WORK TO COMPLETE -
Here is a block of records. Copy every one of them exactly.

(Interface dataset entries)
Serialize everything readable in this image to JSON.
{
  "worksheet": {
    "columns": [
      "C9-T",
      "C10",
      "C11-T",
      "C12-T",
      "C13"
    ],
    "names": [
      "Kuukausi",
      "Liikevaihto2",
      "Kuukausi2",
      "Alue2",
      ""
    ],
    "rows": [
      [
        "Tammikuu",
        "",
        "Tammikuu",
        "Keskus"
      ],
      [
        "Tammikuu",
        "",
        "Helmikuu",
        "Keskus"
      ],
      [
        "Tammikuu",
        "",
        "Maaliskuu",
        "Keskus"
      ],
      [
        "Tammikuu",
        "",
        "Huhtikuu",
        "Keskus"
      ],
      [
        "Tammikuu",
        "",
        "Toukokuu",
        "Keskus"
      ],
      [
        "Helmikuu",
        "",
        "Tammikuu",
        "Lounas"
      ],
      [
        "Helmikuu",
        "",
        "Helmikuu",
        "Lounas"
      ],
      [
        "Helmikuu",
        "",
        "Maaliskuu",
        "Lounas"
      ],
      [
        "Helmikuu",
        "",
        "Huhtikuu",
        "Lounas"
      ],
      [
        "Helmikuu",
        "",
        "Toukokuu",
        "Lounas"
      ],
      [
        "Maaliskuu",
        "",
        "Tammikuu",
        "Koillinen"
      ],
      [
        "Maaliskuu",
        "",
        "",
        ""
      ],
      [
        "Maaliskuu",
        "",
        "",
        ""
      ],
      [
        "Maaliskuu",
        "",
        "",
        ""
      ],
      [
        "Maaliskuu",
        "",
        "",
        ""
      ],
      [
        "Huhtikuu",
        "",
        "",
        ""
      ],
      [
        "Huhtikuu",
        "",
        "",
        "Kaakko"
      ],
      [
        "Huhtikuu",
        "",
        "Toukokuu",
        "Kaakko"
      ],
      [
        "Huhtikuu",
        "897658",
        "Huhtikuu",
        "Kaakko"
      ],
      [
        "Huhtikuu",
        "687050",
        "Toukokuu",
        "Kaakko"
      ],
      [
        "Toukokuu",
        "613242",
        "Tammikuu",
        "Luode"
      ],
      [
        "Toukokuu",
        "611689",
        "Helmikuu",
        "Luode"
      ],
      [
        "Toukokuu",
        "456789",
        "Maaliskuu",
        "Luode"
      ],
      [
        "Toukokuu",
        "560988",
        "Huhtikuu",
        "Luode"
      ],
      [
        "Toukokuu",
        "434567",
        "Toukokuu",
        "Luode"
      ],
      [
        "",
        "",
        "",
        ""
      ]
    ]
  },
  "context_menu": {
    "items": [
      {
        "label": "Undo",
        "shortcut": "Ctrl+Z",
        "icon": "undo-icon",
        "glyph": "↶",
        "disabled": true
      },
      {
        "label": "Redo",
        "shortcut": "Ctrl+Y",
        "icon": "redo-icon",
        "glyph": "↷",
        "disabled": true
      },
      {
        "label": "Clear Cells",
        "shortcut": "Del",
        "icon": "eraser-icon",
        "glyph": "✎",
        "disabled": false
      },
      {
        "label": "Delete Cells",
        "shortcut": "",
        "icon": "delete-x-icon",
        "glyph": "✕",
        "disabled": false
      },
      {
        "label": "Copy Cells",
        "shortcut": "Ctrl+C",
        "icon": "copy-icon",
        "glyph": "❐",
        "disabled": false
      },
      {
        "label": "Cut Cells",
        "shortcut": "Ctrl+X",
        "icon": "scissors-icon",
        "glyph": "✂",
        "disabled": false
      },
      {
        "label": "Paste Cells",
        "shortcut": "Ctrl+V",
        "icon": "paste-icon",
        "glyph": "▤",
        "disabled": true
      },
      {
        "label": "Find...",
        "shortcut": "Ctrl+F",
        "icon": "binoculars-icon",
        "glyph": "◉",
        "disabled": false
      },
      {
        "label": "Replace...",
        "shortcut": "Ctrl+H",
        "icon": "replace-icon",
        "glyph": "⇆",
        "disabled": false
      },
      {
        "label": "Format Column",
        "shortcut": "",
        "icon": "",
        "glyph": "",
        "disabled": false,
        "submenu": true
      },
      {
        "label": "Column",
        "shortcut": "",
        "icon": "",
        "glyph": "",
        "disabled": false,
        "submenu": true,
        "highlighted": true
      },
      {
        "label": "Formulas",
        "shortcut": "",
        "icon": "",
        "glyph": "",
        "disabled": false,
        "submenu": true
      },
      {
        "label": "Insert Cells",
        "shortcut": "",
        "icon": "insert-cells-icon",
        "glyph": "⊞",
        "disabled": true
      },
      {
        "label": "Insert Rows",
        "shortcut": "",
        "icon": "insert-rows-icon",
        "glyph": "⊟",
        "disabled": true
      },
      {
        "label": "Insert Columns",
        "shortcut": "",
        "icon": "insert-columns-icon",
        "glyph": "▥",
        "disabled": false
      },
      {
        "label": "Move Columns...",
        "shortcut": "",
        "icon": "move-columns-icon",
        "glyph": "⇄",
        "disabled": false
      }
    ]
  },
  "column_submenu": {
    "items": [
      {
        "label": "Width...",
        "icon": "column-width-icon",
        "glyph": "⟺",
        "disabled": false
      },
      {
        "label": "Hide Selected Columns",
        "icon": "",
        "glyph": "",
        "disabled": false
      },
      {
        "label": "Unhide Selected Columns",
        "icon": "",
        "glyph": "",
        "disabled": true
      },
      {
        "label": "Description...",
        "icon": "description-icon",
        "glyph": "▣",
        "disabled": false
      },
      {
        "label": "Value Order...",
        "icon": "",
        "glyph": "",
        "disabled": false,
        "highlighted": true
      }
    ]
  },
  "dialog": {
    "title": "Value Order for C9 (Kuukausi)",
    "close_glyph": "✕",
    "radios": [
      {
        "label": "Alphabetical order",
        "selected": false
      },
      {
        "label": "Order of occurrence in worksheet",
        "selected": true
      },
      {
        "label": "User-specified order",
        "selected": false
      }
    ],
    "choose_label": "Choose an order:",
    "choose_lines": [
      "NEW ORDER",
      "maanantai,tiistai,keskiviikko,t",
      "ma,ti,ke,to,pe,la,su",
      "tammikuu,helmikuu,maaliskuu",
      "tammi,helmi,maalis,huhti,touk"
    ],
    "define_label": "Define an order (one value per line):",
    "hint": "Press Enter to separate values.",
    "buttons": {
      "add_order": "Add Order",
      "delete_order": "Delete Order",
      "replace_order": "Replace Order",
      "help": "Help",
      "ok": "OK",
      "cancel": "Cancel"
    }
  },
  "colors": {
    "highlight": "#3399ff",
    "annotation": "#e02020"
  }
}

ANSWER FOR THE TASK -
Serialize everything readable in this image to JSON.
{
  "worksheet": {
    "columns": [
      "C9-T",
      "C10",
      "C11-T",
      "C12-T",
      "C13"
    ],
    "names": [
      "Kuukausi",
      "Liikevaihto2",
      "Kuukausi2",
      "Alue2",
      ""
    ],
    "rows": [
      [
        "Tammikuu",
        "",
        "Tammikuu",
        "Keskus"
      ],
      [
        "Tammikuu",
        "",
        "Helmikuu",
        "Keskus"
      ],
      [
        "Tammikuu",
        "",
        "Maaliskuu",
        "Keskus"
      ],
      [
        "Tammikuu",
        "",
        "Huhtikuu",
        "Keskus"
      ],
      [
        "Tammikuu",
        "",
        "Toukokuu",
        "Keskus"
      ],
      [
        "Helmikuu",
        "",
        "Tammikuu",
        "Lounas"
      ],
      [
        "Helmikuu",
        "",
        "Helmikuu",
        "Lounas"
      ],
      [
        "Helmikuu",
        "",
        "Maaliskuu",
        "Lounas"
      ],
      [
        "Helmikuu",
        "",
        "Huhtikuu",
        "Lounas"
      ],
      [
        "Helmikuu",
        "",
        "Toukokuu",
        "Lounas"
      ],
      [
        "Maaliskuu",
        "",
        "Tammikuu",
        "Koillinen"
      ],
      [
        "Maaliskuu",
        "",
        "",
        ""
      ],
      [
        "Maaliskuu",
        "",
        "",
        ""
      ],
      [
        "Maaliskuu",
        "",
        "",
        ""
      ],
      [
        "Maaliskuu",
        "",
        "",
        ""
      ],
      [
        "Huhtikuu",
        "",
        "",
        ""
      ],
      [
        "Huhtikuu",
        "",
        "",
        "Kaakko"
      ],
      [
        "Huhtikuu",
        "",
        "Toukokuu",
        "Kaakko"
      ],
      [
        "Huhtikuu",
        "897658",
        "Huhtikuu",
        "Kaakko"
      ],
      [
        "Huhtikuu",
        "687050",
        "Toukokuu",
        "Kaakko"
      ],
      [
        "Toukokuu",
        "613242",
        "Tammikuu",
        "Luode"
      ],
      [
        "Toukokuu",
        "611689",
        "Helmikuu",
        "Luode"
      ],
      [
        "Toukokuu",
        "456789",
        "Maaliskuu",
        "Luode"
      ],
      [
        "Toukokuu",
        "560988",
        "Huhtikuu",
        "Luode"
      ],
      [
        "Toukokuu",
        "434567",
        "Toukokuu",
        "Luode"
      ],
      [
        "",
        "",
        "",
        ""
      ]
    ]
  },
  "context_menu": {
    "items": [
      {
        "label": "Undo",
        "shortcut": "Ctrl+Z",
        "icon": "undo-icon",
        "glyph": "↶",
        "disabled": true
      },
      {
        "label": "Redo",
        "shortcut": "Ctrl+Y",
        "icon": "redo-icon",
        "glyph": "↷",
        "disabled": true
      },
      {
        "label": "Clear Cells",
        "shortcut": "Del",
        "icon": "eraser-icon",
        "glyph": "✎",
        "disabled": false
      },
      {
        "label": "Delete Cells",
        "shortcut": "",
        "icon": "delete-x-icon",
        "glyph": "✕",
        "disabled": false
      },
      {
        "label": "Copy Cells",
        "shortcut": "Ctrl+C",
        "icon": "copy-icon",
        "glyph": "❐",
        "disabled": false
      },
      {
        "label": "Cut Cells",
        "shortcut": "Ctrl+X",
        "icon": "scissors-icon",
        "glyph": "✂",
        "disabled": false
      },
      {
        "label": "Paste Cells",
        "shortcut": "Ctrl+V",
        "icon": "paste-icon",
        "glyph": "▤",
        "disabled": true
      },
      {
        "label": "Find...",
        "shortcut": "Ctrl+F",
        "icon": "binoculars-icon",
        "glyph": "◉",
        "disabled": false
      },
      {
        "label": "Replace...",
        "shortcut": "Ctrl+H",
        "icon": "replace-icon",
        "glyph": "⇆",
        "disabled": false
      },
      {
        "label": "Format Column",
        "shortcut": "",
        "icon": "",
        "glyph": "",
        "disabled": false,
        "submenu": true
      },
      {
        "label": "Column",
        "shortcut": "",
        "icon": "",
        "glyph": "",
        "disabled": false,
        "submenu": true,
        "highlighted": true
      },
      {
        "label": "Formulas",
        "shortcut": "",
        "icon": "",
        "glyph": "",
        "disabled": false,
        "submenu": true
      },
      {
        "label": "Insert Cells",
        "shortcut": "",
        "icon": "insert-cells-icon",
        "glyph": "⊞",
        "disabled": true
      },
      {
        "label": "Insert Rows",
        "shortcut": "",
        "icon": "insert-rows-icon",
        "glyph": "⊟",
        "disabled": true
      },
      {
        "label": "Insert Columns",
        "shortcut": "",
        "icon": "insert-columns-icon",
        "glyph": "▥",
        "disabled": false
      },
      {
        "label": "Move Columns...",
        "shortcut": "",
        "icon": "move-columns-icon",
        "glyph": "⇄",
        "disabled": false
      }
    ]
  },
  "column_submenu": {
    "items": [
      {
        "label": "Width...",
        "icon": "column-width-icon",
        "glyph": "⟺",
        "disabled": false
      },
      {
        "label": "Hide Selected Columns",
        "icon": "",
        "glyph": "",
        "disabled": false
      },
      {
        "label": "Unhide Selected Columns",
        "icon": "",
        "glyph": "",
        "disabled": true
      },
      {
        "label": "Description...",
        "icon": "description-icon",
        "glyph": "▣",
        "disabled": false
      },
      {
        "label": "Value Order...",
        "icon": "",
        "glyph": "",
        "disabled": false,
        "highlighted": true
      }
    ]
  },
  "dialog": {
    "title": "Value Order for C9 (Kuukausi)",
    "close_glyph": "✕",
    "radios": [
      {
        "label": "Alphabetical order",
        "selected": false
      },
      {
        "label": "Order of occurrence in worksheet",
        "selected": true
      },
      {
        "label": "User-specified order",
        "selected": false
      }
    ],
    "choose_label": "Choose an order:",
    "choose_lines": [
      "NEW ORDER",
      "maanantai,tiistai,keskiviikko,t",
      "ma,ti,ke,to,pe,la,su",
      "tammikuu,helmikuu,maaliskuu",
      "tammi,helmi,maalis,huhti,touk"
    ],
    "define_label": "Define an order (one value per line):",
    "hint": "Press Enter to separate values.",
    "buttons": {
      "add_order": "Add Order",
      "delete_order": "Delete Order",
      "replace_order": "Replace Order",
      "help": "Help",
      "ok": "OK",
      "cancel": "Cancel"
    }
  },
  "colors": {
    "highlight": "#3399ff",
    "annotation": "#e02020"
  }
}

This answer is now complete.